** Start Extracted text **

Expertise is learning

This recent tweet resonated with people:

An expert is someone who keeps learning even when learning is harder to find.
Moi

I’m hesitant to claim expertise about much of anything — not least because being an expert doesn’t imply continuing to be an expert — but I’ll readily admit to being pretty good, when faced with a problem, at learning whatever I need to learn to solve it. If I’m expert at anything, it’s that.

Debugging is learning

This less recent tweet of similar form resonated with considerably fewer people:

A bug is a mental-model mismatch. Your mental model of the code is a cache. To debug well, clear your cache.
Moi aussi

A bug is when we thought we knew something and it turns out we don’t. So debugging, by definition, is learning: figuring out what we don’t know, then problem-solving our way to knowing it.

I can’t stand debugging

I like things I’m good at. I’m good at learning. I hate debugging. Let’s debug that.

If we need an extended debugging session, we’ve screwed up. We’ve arranged to have no idea how close we are until we’re suddenly done — if we’re ever done. We’ve arranged to spend an indeterminate, unbounded amount of time and patience to learn something very crucial and small, late in the game, when it’s expensive.

** End Extracted text **

▶ [Requirements]
Pick up the essay on debugging as learning right after its last sentence and keep writing in the same voice. The items come from a separate source, unrelated to the essay on debugging as learning.

** Start Material supplied **

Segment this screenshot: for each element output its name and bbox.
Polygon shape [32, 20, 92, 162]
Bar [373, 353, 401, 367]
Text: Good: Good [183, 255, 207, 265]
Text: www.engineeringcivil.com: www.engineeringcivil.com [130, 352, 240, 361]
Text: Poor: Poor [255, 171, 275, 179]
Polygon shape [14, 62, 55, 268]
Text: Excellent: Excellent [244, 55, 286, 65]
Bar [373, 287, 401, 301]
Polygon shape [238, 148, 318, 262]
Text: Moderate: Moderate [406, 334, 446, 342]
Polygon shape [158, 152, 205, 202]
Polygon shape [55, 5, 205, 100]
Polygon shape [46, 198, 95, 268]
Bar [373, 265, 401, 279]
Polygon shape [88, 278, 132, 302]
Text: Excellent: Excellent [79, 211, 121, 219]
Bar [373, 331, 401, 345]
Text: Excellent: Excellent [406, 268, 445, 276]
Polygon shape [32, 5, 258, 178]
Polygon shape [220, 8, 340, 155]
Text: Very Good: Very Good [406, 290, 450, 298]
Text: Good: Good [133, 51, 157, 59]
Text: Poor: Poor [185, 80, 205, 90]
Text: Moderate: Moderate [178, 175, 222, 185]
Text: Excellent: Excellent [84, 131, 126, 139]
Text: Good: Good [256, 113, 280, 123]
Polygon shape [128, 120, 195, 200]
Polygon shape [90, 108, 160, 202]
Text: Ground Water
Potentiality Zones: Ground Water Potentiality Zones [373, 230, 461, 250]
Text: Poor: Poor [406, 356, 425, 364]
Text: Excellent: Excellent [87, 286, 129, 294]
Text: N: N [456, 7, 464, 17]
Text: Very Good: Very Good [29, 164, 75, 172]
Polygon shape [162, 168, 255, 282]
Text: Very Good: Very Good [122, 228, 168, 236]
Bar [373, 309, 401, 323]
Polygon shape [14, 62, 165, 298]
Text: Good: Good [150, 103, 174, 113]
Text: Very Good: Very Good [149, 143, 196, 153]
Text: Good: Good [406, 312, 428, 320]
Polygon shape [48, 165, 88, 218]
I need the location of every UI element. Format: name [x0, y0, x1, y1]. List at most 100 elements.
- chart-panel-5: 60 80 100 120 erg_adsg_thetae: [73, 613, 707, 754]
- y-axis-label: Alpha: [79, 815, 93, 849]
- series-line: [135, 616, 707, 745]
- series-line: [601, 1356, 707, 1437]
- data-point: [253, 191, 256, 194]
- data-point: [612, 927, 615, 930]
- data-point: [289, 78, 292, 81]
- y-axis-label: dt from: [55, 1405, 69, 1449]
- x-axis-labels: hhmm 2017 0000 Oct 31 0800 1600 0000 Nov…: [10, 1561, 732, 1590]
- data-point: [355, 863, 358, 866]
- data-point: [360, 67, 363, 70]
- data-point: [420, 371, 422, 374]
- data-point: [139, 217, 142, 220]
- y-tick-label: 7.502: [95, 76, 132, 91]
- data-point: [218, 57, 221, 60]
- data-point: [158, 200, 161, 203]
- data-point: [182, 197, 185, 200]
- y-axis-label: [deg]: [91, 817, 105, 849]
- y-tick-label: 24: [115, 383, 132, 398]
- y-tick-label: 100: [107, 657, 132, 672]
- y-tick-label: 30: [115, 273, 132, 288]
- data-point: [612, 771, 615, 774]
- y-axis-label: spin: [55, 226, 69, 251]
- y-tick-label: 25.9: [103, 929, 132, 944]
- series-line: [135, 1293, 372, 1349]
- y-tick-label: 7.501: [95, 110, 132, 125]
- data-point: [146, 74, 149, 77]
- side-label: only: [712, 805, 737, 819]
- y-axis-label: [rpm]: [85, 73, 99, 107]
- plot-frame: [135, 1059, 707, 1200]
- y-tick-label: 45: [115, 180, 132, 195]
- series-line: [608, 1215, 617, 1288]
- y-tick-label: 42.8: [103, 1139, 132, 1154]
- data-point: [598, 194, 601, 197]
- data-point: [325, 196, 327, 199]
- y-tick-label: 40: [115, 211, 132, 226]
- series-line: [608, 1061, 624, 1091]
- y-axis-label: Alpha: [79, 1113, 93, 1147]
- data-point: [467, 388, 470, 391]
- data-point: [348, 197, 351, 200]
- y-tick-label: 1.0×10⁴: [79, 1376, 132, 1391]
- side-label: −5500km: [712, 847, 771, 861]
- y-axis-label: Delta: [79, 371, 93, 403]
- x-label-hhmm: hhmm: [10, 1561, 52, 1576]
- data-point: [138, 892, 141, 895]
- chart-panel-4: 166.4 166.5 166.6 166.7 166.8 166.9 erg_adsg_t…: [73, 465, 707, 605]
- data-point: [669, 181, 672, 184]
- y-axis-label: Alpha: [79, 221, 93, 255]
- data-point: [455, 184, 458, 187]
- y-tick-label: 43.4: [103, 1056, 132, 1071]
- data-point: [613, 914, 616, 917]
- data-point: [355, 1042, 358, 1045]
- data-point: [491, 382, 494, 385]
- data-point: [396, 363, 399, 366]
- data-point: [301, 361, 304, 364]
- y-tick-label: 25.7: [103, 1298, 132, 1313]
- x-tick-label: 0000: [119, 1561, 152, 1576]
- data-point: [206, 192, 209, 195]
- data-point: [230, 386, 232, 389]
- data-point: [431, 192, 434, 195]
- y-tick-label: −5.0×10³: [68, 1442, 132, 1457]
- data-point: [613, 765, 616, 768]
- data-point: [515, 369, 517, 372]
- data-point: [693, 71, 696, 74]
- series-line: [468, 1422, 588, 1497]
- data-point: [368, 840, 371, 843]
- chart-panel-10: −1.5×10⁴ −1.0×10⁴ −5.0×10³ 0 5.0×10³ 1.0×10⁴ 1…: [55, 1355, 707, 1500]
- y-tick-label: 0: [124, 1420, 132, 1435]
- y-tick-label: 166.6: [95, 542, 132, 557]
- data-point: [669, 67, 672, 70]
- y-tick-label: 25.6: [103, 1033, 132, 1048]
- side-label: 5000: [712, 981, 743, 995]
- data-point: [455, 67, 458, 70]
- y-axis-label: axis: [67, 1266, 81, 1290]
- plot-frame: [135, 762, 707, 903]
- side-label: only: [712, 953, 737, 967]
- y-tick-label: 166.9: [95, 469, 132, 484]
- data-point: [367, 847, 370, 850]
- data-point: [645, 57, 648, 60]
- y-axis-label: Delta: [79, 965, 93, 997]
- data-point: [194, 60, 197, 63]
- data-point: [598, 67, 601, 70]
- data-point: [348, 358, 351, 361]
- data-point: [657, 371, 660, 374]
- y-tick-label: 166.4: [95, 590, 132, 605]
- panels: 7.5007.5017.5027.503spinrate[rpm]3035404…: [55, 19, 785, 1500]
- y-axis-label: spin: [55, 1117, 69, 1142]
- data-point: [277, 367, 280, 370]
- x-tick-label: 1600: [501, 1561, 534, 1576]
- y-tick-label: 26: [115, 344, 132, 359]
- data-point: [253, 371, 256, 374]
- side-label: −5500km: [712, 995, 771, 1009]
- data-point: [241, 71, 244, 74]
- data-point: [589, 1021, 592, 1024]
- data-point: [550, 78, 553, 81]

** End Material supplied **

▶ [Exercise result]
Had we arranged to spend a tiny bit more time and patience earlier, we could have been directing our efforts much more productively (and predictably) now. But here we are, debugging. If I can’t get over my revulsion at having put ourselves in this situation, I compound the cost. So I’ve learned to get over it and on with it.

I’m okay at debugging

I have no particular skill with debugging tools. I do have particular skill at developing software in a way that minimizes the need for debugging. Sometimes my ego-wires get crossed and I’ll take pride directly in my lack of skill with debuggers. Whoops!

Even though I can’t stand debugging, it is learning and for that reason I am (if I can get out of my own emotional way) somewhat skilled at it.

Debugging even when debugging is harder to do

When my niece is ideating, she says “How about this?” Sometimes more than once, to buy time, and perhaps also to generously prepare me to board her flight of fancy.

How about this? There’s a bug. If we don’t fix it, a whole bunch of related functionality that is very valuable (and urgently needed) is fairly useless. So we need to fix it.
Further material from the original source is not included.